# Material to process
------------------------------------------------------------------------

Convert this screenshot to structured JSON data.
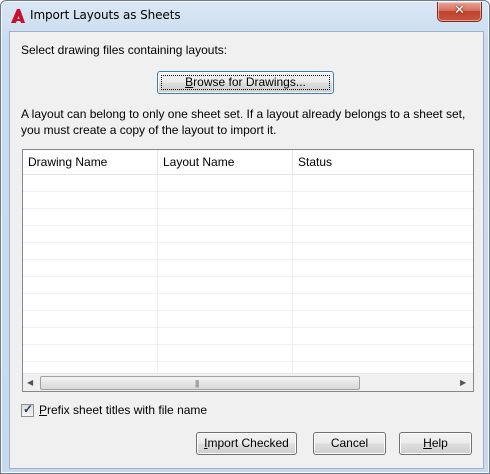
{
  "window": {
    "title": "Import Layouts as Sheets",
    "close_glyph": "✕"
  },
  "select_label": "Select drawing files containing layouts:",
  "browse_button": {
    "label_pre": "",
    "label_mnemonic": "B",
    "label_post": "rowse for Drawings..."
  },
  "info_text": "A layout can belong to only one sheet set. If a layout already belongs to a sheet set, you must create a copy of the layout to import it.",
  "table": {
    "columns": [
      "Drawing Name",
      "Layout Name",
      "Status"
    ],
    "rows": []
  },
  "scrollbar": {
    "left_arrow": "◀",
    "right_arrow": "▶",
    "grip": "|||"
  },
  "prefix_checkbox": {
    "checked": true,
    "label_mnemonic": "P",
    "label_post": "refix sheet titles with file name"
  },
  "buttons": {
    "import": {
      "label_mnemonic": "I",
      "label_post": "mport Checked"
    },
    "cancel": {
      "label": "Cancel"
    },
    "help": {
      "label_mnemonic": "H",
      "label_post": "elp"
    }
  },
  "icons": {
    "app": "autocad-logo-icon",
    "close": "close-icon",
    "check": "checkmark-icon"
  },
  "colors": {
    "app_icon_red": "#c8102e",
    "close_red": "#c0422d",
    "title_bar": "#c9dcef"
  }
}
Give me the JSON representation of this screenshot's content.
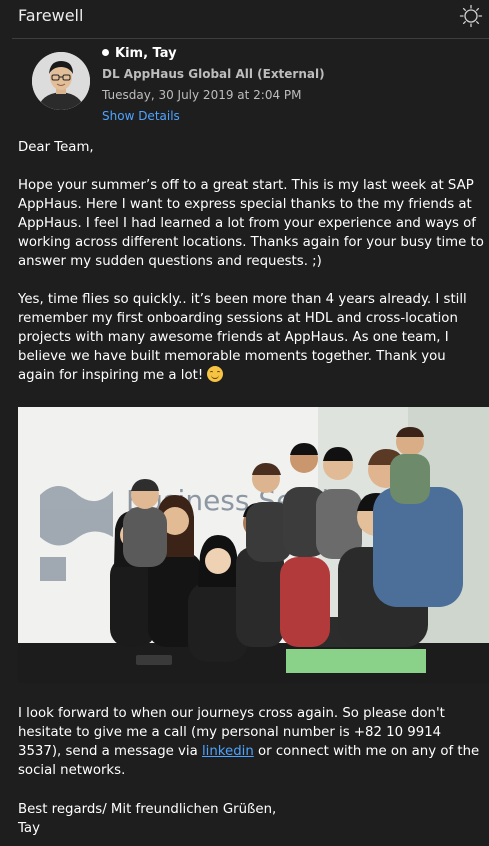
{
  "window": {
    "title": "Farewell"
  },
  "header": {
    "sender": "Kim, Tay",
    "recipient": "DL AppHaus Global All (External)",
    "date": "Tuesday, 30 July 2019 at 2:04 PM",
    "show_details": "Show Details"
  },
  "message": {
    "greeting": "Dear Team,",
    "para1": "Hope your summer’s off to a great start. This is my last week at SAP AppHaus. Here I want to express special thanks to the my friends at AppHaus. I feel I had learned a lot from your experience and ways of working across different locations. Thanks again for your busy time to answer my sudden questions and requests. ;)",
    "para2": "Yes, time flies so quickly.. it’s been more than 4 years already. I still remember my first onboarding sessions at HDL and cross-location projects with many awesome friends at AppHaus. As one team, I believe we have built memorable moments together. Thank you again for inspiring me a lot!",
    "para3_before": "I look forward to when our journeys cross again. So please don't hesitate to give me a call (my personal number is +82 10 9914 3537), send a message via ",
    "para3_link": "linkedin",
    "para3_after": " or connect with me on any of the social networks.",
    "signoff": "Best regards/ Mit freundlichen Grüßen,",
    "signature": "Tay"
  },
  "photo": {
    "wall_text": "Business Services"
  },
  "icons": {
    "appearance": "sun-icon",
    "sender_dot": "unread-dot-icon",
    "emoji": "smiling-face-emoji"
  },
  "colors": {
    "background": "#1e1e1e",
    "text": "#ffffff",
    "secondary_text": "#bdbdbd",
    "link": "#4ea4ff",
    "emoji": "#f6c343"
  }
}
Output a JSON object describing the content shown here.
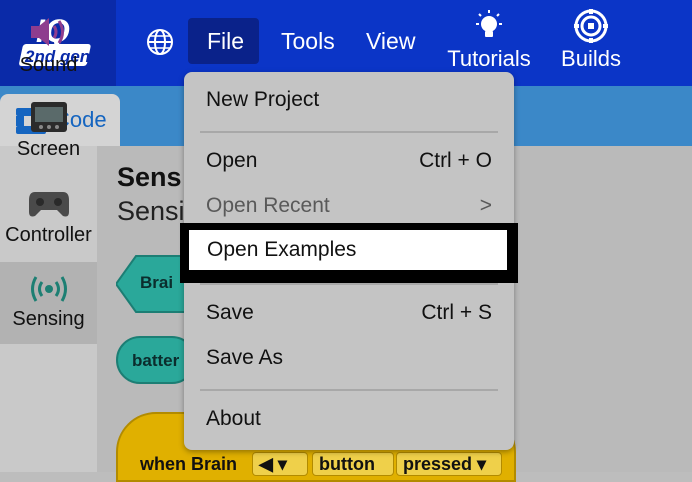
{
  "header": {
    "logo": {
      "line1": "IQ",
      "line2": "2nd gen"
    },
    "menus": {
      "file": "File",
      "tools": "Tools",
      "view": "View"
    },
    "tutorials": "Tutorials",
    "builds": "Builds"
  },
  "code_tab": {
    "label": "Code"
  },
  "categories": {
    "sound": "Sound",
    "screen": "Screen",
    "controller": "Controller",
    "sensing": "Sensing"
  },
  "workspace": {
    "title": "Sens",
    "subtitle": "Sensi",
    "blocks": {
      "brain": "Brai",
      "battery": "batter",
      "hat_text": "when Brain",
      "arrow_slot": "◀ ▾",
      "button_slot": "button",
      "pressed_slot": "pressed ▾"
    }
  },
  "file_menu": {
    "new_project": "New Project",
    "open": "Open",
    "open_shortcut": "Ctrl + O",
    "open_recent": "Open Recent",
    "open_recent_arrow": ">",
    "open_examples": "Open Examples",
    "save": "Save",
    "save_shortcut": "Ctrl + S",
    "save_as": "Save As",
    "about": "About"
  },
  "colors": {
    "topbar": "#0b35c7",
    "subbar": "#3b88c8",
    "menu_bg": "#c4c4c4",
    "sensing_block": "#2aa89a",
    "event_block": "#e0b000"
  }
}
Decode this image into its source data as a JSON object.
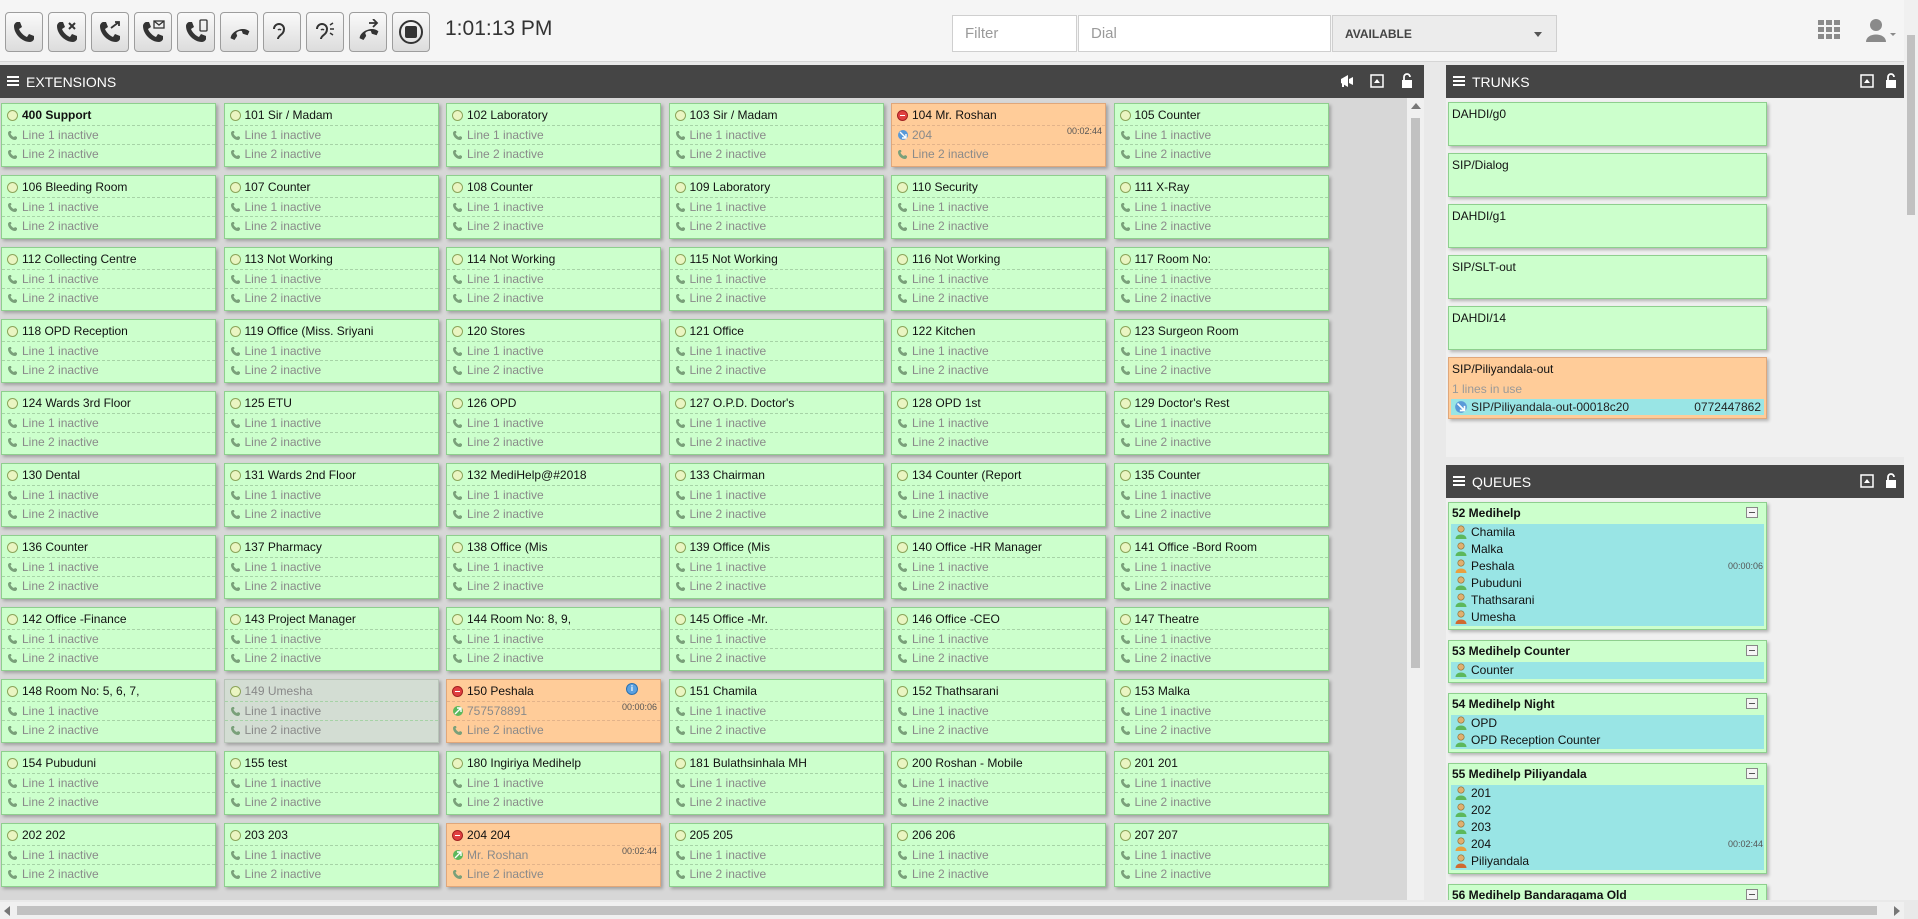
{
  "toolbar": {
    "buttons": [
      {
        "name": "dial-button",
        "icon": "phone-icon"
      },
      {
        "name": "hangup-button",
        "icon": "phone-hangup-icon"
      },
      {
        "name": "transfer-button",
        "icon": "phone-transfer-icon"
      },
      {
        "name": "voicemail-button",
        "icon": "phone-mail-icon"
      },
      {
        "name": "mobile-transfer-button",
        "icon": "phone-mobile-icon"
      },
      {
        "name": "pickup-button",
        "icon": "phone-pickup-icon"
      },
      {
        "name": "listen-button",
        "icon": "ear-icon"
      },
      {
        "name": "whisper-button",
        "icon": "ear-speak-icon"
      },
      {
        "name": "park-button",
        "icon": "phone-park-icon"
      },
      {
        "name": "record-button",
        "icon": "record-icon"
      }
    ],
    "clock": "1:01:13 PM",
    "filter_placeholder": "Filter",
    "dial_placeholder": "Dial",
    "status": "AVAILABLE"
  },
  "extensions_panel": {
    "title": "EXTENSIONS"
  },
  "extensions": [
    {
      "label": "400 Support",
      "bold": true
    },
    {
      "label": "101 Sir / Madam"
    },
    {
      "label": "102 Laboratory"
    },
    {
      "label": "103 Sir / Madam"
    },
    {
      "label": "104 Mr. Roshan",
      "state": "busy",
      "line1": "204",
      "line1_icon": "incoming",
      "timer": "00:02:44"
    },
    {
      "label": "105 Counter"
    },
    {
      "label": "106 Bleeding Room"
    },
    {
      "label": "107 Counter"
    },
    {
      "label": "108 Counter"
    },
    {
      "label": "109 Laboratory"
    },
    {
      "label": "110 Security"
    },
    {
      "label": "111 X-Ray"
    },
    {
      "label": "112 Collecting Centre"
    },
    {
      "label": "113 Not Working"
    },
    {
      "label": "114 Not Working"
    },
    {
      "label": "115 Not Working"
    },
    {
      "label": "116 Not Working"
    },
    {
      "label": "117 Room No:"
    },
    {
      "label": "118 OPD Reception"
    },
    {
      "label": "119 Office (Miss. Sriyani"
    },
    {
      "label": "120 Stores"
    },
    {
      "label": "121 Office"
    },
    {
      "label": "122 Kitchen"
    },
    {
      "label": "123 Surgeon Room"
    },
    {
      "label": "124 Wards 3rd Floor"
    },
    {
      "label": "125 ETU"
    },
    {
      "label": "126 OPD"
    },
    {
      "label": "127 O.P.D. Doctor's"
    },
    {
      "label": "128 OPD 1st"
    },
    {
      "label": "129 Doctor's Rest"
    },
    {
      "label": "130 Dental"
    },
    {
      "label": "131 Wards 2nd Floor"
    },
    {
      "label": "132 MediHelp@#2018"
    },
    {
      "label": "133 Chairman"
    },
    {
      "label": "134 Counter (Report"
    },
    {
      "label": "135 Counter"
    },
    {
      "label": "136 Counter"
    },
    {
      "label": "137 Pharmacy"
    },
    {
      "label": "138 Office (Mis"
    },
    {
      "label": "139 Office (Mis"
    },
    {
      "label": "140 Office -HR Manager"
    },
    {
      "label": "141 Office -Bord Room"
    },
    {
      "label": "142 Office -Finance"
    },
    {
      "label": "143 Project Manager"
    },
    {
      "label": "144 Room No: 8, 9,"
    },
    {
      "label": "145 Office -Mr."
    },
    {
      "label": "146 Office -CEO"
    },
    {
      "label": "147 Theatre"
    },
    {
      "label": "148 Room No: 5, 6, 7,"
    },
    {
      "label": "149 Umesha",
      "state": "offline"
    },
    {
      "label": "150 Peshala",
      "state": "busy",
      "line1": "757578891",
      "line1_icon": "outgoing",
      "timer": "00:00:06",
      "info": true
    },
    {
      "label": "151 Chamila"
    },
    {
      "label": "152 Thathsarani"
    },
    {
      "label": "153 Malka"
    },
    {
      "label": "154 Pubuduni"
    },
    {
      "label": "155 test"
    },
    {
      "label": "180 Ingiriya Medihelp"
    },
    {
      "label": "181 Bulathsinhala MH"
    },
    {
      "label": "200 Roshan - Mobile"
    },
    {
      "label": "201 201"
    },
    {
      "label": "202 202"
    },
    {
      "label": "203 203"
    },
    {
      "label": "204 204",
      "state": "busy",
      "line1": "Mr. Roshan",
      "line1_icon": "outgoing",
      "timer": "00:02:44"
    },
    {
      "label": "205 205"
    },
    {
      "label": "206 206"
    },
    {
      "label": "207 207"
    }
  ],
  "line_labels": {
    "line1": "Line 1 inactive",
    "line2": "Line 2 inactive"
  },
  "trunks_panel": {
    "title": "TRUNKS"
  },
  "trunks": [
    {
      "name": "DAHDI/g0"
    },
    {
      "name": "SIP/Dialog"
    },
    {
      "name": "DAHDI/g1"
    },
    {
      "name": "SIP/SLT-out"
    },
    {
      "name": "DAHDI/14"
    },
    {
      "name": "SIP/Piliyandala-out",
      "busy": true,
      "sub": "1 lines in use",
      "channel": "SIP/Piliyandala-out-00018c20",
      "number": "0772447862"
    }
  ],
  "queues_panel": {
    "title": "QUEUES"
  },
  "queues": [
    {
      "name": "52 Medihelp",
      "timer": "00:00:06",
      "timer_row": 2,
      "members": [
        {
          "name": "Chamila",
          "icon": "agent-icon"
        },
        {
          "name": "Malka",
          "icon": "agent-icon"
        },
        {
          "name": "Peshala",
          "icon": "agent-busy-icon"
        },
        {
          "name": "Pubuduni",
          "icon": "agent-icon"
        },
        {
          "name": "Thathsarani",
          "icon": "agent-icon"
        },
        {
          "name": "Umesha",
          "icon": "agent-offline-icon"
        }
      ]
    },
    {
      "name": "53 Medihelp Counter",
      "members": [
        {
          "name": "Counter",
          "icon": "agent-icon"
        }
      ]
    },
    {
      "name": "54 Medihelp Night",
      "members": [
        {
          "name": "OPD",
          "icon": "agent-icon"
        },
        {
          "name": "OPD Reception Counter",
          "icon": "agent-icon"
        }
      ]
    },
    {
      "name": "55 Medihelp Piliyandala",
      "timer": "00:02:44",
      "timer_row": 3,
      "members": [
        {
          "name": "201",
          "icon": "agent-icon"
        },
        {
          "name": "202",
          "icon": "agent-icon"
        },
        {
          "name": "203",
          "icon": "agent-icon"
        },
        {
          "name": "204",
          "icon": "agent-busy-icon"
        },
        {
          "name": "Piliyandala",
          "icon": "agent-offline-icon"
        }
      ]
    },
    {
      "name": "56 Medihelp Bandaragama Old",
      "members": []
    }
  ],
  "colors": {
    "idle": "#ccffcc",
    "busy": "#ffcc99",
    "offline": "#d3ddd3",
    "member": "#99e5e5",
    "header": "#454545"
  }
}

------------------------------------------------------------------------

# Your task
Look for the word "data" and return every line where it occurs.

# Problem solution
Convert this screenshot to structured JSON data.
Decode this image into its source data as a JSON object.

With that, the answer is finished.